**GIVEN RECORDS:**
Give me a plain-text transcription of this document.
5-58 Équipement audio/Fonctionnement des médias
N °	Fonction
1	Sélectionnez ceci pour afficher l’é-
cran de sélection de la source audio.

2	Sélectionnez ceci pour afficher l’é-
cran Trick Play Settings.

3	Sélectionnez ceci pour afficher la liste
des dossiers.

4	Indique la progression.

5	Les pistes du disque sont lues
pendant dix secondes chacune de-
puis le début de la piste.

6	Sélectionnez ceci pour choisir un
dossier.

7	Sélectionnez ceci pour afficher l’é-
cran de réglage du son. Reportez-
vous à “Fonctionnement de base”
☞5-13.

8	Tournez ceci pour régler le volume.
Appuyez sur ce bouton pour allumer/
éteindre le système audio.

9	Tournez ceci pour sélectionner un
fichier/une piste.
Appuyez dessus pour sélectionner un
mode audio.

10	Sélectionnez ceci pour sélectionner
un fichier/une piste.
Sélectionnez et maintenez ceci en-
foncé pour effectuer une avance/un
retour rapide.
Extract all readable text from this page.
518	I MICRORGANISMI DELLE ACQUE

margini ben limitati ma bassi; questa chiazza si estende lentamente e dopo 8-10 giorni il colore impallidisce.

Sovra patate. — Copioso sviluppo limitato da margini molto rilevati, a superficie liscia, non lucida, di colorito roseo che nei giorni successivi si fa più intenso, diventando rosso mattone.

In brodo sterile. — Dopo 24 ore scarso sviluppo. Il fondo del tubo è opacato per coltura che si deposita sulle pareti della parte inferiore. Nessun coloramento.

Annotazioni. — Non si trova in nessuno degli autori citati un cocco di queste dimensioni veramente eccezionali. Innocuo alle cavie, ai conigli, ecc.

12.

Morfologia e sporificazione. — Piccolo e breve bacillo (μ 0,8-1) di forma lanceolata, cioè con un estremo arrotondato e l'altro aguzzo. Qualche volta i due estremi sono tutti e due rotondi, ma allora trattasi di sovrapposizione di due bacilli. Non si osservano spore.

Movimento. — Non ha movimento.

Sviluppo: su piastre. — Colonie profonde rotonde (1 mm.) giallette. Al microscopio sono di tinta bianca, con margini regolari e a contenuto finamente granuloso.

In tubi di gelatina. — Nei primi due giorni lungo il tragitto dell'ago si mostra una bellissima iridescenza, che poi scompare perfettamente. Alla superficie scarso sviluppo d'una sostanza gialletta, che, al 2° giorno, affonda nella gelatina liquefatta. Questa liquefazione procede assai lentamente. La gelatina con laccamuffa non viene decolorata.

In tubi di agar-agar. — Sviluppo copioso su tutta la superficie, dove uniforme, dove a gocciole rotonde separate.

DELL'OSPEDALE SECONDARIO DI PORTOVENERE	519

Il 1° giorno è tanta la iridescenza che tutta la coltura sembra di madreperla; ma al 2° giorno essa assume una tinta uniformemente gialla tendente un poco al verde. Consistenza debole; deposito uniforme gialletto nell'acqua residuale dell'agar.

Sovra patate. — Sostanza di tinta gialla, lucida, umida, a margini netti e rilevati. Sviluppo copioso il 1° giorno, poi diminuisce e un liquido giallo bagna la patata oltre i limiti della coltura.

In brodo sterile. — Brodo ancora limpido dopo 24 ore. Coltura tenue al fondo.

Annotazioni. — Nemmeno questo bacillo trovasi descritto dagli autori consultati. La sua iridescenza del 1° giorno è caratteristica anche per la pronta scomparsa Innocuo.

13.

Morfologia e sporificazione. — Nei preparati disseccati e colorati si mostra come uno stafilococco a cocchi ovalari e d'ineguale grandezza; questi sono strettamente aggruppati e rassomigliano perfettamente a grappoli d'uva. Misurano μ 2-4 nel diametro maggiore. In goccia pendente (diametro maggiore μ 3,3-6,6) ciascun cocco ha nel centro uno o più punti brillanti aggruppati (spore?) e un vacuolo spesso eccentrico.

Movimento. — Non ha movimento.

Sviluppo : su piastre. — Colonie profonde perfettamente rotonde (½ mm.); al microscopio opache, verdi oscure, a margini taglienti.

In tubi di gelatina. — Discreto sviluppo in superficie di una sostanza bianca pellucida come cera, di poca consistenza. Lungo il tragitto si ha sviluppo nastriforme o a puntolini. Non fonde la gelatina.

**YOUR GOAL:**
Quote each line of the data above exactly as written.

**FINAL RESULT:**
Give me a plain-text transcription of this document.
5-58 Équipement audio/Fonctionnement des médias
N °	Fonction
1	Sélectionnez ceci pour afficher l’é-
cran de sélection de la source audio.

2	Sélectionnez ceci pour afficher l’é-
cran Trick Play Settings.

3	Sélectionnez ceci pour afficher la liste
des dossiers.

4	Indique la progression.

5	Les pistes du disque sont lues
pendant dix secondes chacune de-
puis le début de la piste.

6	Sélectionnez ceci pour choisir un
dossier.

7	Sélectionnez ceci pour afficher l’é-
cran de réglage du son. Reportez-
vous à “Fonctionnement de base”
☞5-13.

8	Tournez ceci pour régler le volume.
Appuyez sur ce bouton pour allumer/
éteindre le système audio.

9	Tournez ceci pour sélectionner un
fichier/une piste.
Appuyez dessus pour sélectionner un
mode audio.

10	Sélectionnez ceci pour sélectionner
un fichier/une piste.
Sélectionnez et maintenez ceci en-
foncé pour effectuer une avance/un
retour rapide.
Extract all readable text from this page.
518	I MICRORGANISMI DELLE ACQUE

margini ben limitati ma bassi; questa chiazza si estende lentamente e dopo 8-10 giorni il colore impallidisce.

Sovra patate. — Copioso sviluppo limitato da margini molto rilevati, a superficie liscia, non lucida, di colorito roseo che nei giorni successivi si fa più intenso, diventando rosso mattone.

In brodo sterile. — Dopo 24 ore scarso sviluppo. Il fondo del tubo è opacato per coltura che si deposita sulle pareti della parte inferiore. Nessun coloramento.

Annotazioni. — Non si trova in nessuno degli autori citati un cocco di queste dimensioni veramente eccezionali. Innocuo alle cavie, ai conigli, ecc.

12.

Morfologia e sporificazione. — Piccolo e breve bacillo (μ 0,8-1) di forma lanceolata, cioè con un estremo arrotondato e l'altro aguzzo. Qualche volta i due estremi sono tutti e due rotondi, ma allora trattasi di sovrapposizione di due bacilli. Non si osservano spore.

Movimento. — Non ha movimento.

Sviluppo: su piastre. — Colonie profonde rotonde (1 mm.) giallette. Al microscopio sono di tinta bianca, con margini regolari e a contenuto finamente granuloso.

In tubi di gelatina. — Nei primi due giorni lungo il tragitto dell'ago si mostra una bellissima iridescenza, che poi scompare perfettamente. Alla superficie scarso sviluppo d'una sostanza gialletta, che, al 2° giorno, affonda nella gelatina liquefatta. Questa liquefazione procede assai lentamente. La gelatina con laccamuffa non viene decolorata.

In tubi di agar-agar. — Sviluppo copioso su tutta la superficie, dove uniforme, dove a gocciole rotonde separate.

DELL'OSPEDALE SECONDARIO DI PORTOVENERE	519

Il 1° giorno è tanta la iridescenza che tutta la coltura sembra di madreperla; ma al 2° giorno essa assume una tinta uniformemente gialla tendente un poco al verde. Consistenza debole; deposito uniforme gialletto nell'acqua residuale dell'agar.

Sovra patate. — Sostanza di tinta gialla, lucida, umida, a margini netti e rilevati. Sviluppo copioso il 1° giorno, poi diminuisce e un liquido giallo bagna la patata oltre i limiti della coltura.

In brodo sterile. — Brodo ancora limpido dopo 24 ore. Coltura tenue al fondo.

Annotazioni. — Nemmeno questo bacillo trovasi descritto dagli autori consultati. La sua iridescenza del 1° giorno è caratteristica anche per la pronta scomparsa Innocuo.

13.

Morfologia e sporificazione. — Nei preparati disseccati e colorati si mostra come uno stafilococco a cocchi ovalari e d'ineguale grandezza; questi sono strettamente aggruppati e rassomigliano perfettamente a grappoli d'uva. Misurano μ 2-4 nel diametro maggiore. In goccia pendente (diametro maggiore μ 3,3-6,6) ciascun cocco ha nel centro uno o più punti brillanti aggruppati (spore?) e un vacuolo spesso eccentrico.

Movimento. — Non ha movimento.

Sviluppo : su piastre. — Colonie profonde perfettamente rotonde (½ mm.); al microscopio opache, verdi oscure, a margini taglienti.

In tubi di gelatina. — Discreto sviluppo in superficie di una sostanza bianca pellucida come cera, di poca consistenza. Lungo il tragitto si ha sviluppo nastriforme o a puntolini. Non fonde la gelatina.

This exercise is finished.